SET TASK:
Copy all lines that contain the word "Engine".

═══ ENTRIES SUPPLIED ═══

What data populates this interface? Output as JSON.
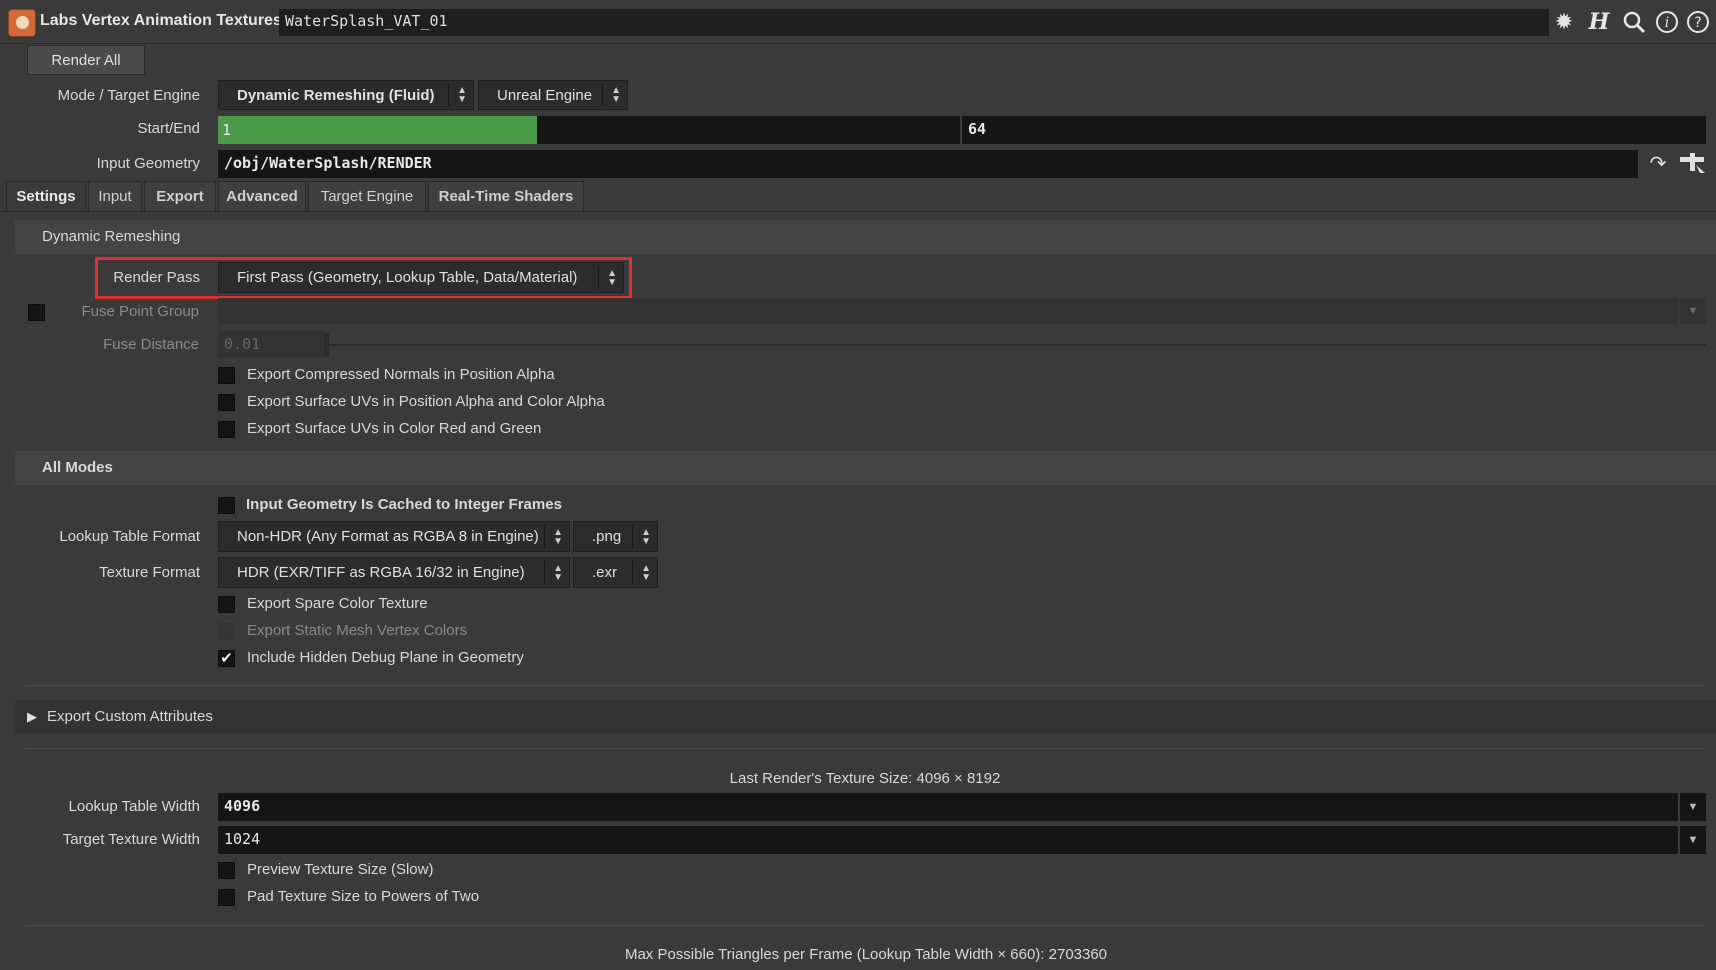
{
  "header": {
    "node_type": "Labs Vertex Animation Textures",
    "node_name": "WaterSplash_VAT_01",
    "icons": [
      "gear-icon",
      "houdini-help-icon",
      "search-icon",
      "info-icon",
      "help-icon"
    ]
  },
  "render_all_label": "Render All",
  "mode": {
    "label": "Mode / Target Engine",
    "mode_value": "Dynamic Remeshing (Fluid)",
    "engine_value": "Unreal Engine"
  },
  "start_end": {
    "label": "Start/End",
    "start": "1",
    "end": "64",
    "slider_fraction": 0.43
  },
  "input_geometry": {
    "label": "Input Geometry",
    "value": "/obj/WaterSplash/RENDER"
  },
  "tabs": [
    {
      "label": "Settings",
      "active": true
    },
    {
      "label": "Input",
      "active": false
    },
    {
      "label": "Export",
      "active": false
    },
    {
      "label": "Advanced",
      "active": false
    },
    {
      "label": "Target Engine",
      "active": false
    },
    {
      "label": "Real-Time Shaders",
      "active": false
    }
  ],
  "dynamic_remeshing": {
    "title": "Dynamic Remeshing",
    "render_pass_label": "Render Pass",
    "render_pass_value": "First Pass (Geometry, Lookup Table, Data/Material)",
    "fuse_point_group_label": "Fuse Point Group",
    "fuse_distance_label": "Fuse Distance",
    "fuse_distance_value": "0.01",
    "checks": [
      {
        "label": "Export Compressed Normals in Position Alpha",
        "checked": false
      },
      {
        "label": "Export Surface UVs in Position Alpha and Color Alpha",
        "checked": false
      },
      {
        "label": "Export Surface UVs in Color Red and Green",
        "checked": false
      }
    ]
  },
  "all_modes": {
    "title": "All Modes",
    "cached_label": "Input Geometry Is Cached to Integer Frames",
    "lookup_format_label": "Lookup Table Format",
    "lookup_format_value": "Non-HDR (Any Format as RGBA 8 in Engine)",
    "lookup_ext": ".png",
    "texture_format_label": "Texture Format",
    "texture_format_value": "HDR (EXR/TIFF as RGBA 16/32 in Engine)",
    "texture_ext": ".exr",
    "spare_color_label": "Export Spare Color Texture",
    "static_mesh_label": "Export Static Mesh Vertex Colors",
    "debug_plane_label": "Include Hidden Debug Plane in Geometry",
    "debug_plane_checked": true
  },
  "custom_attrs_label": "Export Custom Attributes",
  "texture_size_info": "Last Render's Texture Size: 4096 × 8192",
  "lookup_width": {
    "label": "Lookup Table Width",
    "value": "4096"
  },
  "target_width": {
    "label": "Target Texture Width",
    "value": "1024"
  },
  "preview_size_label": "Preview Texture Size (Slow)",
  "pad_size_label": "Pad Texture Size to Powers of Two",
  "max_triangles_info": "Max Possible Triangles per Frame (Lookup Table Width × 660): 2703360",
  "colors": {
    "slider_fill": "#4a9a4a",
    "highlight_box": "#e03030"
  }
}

═══

EXERCISE ANSWER:
    "label": "Mode / Target Engine",
    "engine_value": "Unreal Engine"
      "label": "Target Engine",
    "lookup_format_value": "Non-HDR (Any Format as RGBA 8 in Engine)",
    "texture_format_value": "HDR (EXR/TIFF as RGBA 16/32 in Engine)",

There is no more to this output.